# Task goal
Copy the entries below from the first line through the line containing "news-link[interactable]: Создание лаборатории", inclusive, replacing "tab-close-icon" with "tab-dismiss-icon" and leaving everything else unchanged.

# Source records
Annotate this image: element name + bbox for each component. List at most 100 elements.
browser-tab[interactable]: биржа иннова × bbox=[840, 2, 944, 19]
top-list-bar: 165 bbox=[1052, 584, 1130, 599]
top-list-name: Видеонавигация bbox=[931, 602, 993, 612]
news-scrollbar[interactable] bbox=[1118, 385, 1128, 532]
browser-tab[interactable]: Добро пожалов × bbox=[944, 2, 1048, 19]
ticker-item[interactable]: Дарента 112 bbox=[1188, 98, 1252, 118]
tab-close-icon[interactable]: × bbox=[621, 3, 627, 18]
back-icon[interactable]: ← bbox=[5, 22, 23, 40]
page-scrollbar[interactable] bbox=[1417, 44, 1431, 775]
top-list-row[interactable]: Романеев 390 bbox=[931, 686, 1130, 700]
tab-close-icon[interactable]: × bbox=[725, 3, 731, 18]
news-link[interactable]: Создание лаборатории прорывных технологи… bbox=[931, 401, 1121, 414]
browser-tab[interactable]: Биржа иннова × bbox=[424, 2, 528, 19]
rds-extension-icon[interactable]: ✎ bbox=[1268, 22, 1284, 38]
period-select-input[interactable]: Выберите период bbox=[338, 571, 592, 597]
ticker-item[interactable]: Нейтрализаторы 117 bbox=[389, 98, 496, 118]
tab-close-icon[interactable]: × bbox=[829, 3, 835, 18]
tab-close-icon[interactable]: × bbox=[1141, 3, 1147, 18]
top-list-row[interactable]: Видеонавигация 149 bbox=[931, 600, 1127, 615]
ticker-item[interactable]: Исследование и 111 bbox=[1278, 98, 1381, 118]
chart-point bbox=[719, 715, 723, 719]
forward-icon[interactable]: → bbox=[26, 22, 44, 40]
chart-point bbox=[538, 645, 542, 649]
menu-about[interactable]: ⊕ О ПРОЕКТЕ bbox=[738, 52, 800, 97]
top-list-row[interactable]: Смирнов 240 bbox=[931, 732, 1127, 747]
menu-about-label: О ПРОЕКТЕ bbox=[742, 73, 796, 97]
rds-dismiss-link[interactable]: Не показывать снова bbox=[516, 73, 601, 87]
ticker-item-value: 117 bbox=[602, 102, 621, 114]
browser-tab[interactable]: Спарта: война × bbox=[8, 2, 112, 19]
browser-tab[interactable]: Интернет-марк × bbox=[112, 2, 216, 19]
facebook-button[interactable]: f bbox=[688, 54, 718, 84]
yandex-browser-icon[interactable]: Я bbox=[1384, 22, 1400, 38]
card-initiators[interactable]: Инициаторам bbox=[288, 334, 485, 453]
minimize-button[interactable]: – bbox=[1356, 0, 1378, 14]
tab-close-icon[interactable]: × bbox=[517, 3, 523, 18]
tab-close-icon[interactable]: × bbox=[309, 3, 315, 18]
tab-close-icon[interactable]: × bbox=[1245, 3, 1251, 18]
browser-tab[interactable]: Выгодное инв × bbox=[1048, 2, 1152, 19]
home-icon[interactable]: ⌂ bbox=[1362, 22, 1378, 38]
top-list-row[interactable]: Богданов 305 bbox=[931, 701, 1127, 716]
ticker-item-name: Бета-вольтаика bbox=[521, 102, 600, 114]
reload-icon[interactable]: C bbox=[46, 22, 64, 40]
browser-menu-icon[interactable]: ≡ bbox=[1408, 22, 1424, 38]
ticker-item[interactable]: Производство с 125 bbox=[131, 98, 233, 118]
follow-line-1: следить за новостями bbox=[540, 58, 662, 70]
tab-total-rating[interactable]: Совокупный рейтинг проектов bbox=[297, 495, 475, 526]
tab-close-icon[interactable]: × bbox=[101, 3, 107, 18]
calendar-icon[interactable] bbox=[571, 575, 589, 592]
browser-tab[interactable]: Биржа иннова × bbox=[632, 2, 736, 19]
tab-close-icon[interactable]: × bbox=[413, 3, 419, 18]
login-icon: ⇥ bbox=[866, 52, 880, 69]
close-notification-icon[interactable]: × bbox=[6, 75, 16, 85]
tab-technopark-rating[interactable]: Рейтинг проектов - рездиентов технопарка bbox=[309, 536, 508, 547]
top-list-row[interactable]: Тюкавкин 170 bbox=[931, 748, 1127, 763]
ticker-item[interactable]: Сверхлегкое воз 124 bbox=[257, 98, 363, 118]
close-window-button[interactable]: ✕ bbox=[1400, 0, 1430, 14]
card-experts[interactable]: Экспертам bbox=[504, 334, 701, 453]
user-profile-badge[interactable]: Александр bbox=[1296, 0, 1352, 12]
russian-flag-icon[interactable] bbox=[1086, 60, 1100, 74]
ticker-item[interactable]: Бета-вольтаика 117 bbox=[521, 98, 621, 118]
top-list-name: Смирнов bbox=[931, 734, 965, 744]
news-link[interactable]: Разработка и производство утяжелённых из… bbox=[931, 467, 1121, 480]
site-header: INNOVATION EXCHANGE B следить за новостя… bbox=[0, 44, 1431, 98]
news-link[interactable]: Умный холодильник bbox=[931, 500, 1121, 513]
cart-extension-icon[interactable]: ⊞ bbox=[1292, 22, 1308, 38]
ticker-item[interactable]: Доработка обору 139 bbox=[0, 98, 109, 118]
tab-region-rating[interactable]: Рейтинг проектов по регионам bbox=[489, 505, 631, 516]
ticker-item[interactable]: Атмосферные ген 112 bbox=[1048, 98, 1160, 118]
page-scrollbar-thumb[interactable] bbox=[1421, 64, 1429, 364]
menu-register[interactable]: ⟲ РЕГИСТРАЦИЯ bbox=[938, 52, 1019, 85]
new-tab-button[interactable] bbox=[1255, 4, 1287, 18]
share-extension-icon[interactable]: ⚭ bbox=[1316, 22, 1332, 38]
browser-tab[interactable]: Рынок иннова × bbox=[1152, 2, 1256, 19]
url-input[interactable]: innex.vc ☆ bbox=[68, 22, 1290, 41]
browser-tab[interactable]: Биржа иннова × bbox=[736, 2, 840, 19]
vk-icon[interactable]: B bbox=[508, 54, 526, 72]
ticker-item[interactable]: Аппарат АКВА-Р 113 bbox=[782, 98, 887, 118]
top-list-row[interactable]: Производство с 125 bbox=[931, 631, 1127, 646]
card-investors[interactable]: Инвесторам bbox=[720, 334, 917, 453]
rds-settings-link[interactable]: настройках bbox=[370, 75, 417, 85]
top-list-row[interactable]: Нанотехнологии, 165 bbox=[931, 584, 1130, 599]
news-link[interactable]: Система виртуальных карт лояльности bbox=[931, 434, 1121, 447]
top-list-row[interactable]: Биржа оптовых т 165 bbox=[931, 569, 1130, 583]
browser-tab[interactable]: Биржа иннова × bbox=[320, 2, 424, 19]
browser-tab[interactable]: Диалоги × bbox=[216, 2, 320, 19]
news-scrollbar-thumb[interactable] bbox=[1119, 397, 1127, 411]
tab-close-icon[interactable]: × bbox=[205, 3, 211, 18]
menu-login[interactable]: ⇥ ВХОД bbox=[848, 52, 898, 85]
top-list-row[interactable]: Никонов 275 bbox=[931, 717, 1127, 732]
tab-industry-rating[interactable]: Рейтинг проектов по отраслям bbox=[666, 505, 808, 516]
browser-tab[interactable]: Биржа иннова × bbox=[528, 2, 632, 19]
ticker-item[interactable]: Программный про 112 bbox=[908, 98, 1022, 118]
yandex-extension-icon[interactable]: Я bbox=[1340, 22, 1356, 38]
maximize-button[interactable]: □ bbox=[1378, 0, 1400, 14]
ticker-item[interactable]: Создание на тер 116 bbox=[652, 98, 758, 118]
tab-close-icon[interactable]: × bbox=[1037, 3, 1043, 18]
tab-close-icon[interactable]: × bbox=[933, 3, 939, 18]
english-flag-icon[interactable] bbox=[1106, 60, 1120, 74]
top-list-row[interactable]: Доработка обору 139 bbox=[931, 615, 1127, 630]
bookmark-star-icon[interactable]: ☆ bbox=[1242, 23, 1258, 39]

# Full response
Annotate this image: element name + bbox for each component. List at most 100 elements.
browser-tab[interactable]: биржа иннова × bbox=[840, 2, 944, 19]
top-list-bar: 165 bbox=[1052, 584, 1130, 599]
top-list-name: Видеонавигация bbox=[931, 602, 993, 612]
news-scrollbar[interactable] bbox=[1118, 385, 1128, 532]
browser-tab[interactable]: Добро пожалов × bbox=[944, 2, 1048, 19]
ticker-item[interactable]: Дарента 112 bbox=[1188, 98, 1252, 118]
tab-dismiss-icon[interactable]: × bbox=[621, 3, 627, 18]
back-icon[interactable]: ← bbox=[5, 22, 23, 40]
page-scrollbar[interactable] bbox=[1417, 44, 1431, 775]
top-list-row[interactable]: Романеев 390 bbox=[931, 686, 1130, 700]
tab-dismiss-icon[interactable]: × bbox=[725, 3, 731, 18]
news-link[interactable]: Создание лаборатории прорывных технологи… bbox=[931, 401, 1121, 414]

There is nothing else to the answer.